» Instructions for the task: Each line should be copied exactly.

*****

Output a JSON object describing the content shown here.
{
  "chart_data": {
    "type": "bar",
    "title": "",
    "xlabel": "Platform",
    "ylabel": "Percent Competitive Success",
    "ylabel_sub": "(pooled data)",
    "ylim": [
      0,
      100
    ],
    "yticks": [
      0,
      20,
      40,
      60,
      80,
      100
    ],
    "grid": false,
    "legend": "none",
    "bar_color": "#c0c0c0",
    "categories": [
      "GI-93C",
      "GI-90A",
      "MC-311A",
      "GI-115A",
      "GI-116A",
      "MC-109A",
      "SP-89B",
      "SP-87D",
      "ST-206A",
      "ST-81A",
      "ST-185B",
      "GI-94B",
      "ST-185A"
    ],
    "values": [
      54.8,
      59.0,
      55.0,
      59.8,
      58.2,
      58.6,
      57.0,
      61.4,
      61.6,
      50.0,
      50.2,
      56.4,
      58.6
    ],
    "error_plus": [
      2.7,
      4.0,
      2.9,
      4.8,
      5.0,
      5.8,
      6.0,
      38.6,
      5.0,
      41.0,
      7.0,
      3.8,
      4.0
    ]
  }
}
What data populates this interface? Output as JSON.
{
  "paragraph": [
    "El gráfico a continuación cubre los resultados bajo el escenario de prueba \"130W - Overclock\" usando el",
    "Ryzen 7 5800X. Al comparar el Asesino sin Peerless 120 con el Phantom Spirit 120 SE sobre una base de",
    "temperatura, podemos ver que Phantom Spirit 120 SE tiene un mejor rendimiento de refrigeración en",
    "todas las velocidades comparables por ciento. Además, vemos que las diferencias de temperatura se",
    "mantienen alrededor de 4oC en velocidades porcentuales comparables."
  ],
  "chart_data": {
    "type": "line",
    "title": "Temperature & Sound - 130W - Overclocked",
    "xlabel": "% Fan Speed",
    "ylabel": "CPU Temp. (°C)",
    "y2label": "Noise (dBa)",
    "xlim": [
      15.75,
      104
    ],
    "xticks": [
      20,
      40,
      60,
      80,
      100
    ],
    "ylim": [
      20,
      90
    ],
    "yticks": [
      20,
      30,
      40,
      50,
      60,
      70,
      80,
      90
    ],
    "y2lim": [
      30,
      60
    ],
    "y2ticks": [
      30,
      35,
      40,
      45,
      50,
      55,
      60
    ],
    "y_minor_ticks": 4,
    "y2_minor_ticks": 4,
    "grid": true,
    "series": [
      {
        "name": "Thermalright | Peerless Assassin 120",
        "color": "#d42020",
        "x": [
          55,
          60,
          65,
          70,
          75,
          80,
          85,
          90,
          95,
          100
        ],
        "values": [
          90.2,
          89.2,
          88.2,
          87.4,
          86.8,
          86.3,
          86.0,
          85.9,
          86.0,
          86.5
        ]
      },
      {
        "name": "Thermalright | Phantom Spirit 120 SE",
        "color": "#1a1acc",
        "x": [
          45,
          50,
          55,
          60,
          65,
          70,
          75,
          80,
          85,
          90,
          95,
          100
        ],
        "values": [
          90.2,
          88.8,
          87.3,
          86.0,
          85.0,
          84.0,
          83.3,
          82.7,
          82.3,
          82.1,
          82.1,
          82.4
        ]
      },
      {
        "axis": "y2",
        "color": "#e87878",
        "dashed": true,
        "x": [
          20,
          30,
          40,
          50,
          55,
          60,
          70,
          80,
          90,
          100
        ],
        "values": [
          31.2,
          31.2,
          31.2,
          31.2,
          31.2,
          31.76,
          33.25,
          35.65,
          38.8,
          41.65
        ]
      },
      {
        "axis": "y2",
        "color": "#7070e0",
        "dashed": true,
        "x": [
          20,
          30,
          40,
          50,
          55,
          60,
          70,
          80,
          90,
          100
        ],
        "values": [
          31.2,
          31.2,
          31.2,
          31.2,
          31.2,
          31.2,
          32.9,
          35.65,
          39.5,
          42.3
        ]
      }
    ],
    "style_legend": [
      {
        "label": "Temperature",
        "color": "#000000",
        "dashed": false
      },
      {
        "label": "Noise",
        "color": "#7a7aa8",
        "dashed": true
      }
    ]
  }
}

*****

» Written response:
Output a JSON object describing the content shown here.
{
  "chart_data": {
    "type": "bar",
    "title": "",
    "xlabel": "Platform",
    "ylabel": "Percent Competitive Success",
    "ylabel_sub": "(pooled data)",
    "ylim": [
      0,
      100
    ],
    "yticks": [
      0,
      20,
      40,
      60,
      80,
      100
    ],
    "grid": false,
    "legend": "none",
    "bar_color": "#c0c0c0",
    "categories": [
      "GI-93C",
      "GI-90A",
      "MC-311A",
      "GI-115A",
      "GI-116A",
      "MC-109A",
      "SP-89B",
      "SP-87D",
      "ST-206A",
      "ST-81A",
      "ST-185B",
      "GI-94B",
      "ST-185A"
    ],
    "values": [
      54.8,
      59.0,
      55.0,
      59.8,
      58.2,
      58.6,
      57.0,
      61.4,
      61.6,
      50.0,
      50.2,
      56.4,
      58.6
    ],
    "error_plus": [
      2.7,
      4.0,
      2.9,
      4.8,
      5.0,
      5.8,
      6.0,
      38.6,
      5.0,
      41.0,
      7.0,
      3.8,
      4.0
    ]
  }
}
What data populates this interface? Output as JSON.
{
  "paragraph": [
    "El gráfico a continuación cubre los resultados bajo el escenario de prueba \"130W - Overclock\" usando el",
    "Ryzen 7 5800X. Al comparar el Asesino sin Peerless 120 con el Phantom Spirit 120 SE sobre una base de",
    "temperatura, podemos ver que Phantom Spirit 120 SE tiene un mejor rendimiento de refrigeración en",
    "todas las velocidades comparables por ciento. Además, vemos que las diferencias de temperatura se",
    "mantienen alrededor de 4oC en velocidades porcentuales comparables."
  ],
  "chart_data": {
    "type": "line",
    "title": "Temperature & Sound - 130W - Overclocked",
    "xlabel": "% Fan Speed",
    "ylabel": "CPU Temp. (°C)",
    "y2label": "Noise (dBa)",
    "xlim": [
      15.75,
      104
    ],
    "xticks": [
      20,
      40,
      60,
      80,
      100
    ],
    "ylim": [
      20,
      90
    ],
    "yticks": [
      20,
      30,
      40,
      50,
      60,
      70,
      80,
      90
    ],
    "y2lim": [
      30,
      60
    ],
    "y2ticks": [
      30,
      35,
      40,
      45,
      50,
      55,
      60
    ],
    "y_minor_ticks": 4,
    "y2_minor_ticks": 4,
    "grid": true,
    "series": [
      {
        "name": "Thermalright | Peerless Assassin 120",
        "color": "#d42020",
        "x": [
          55,
          60,
          65,
          70,
          75,
          80,
          85,
          90,
          95,
          100
        ],
        "values": [
          90.2,
          89.2,
          88.2,
          87.4,
          86.8,
          86.3,
          86.0,
          85.9,
          86.0,
          86.5
        ]
      },
      {
        "name": "Thermalright | Phantom Spirit 120 SE",
        "color": "#1a1acc",
        "x": [
          45,
          50,
          55,
          60,
          65,
          70,
          75,
          80,
          85,
          90,
          95,
          100
        ],
        "values": [
          90.2,
          88.8,
          87.3,
          86.0,
          85.0,
          84.0,
          83.3,
          82.7,
          82.3,
          82.1,
          82.1,
          82.4
        ]
      },
      {
        "axis": "y2",
        "color": "#e87878",
        "dashed": true,
        "x": [
          20,
          30,
          40,
          50,
          55,
          60,
          70,
          80,
          90,
          100
        ],
        "values": [
          31.2,
          31.2,
          31.2,
          31.2,
          31.2,
          31.76,
          33.25,
          35.65,
          38.8,
          41.65
        ]
      },
      {
        "axis": "y2",
        "color": "#7070e0",
        "dashed": true,
        "x": [
          20,
          30,
          40,
          50,
          55,
          60,
          70,
          80,
          90,
          100
        ],
        "values": [
          31.2,
          31.2,
          31.2,
          31.2,
          31.2,
          31.2,
          32.9,
          35.65,
          39.5,
          42.3
        ]
      }
    ],
    "style_legend": [
      {
        "label": "Temperature",
        "color": "#000000",
        "dashed": false
      },
      {
        "label": "Noise",
        "color": "#7a7aa8",
        "dashed": true
      }
    ]
  }
}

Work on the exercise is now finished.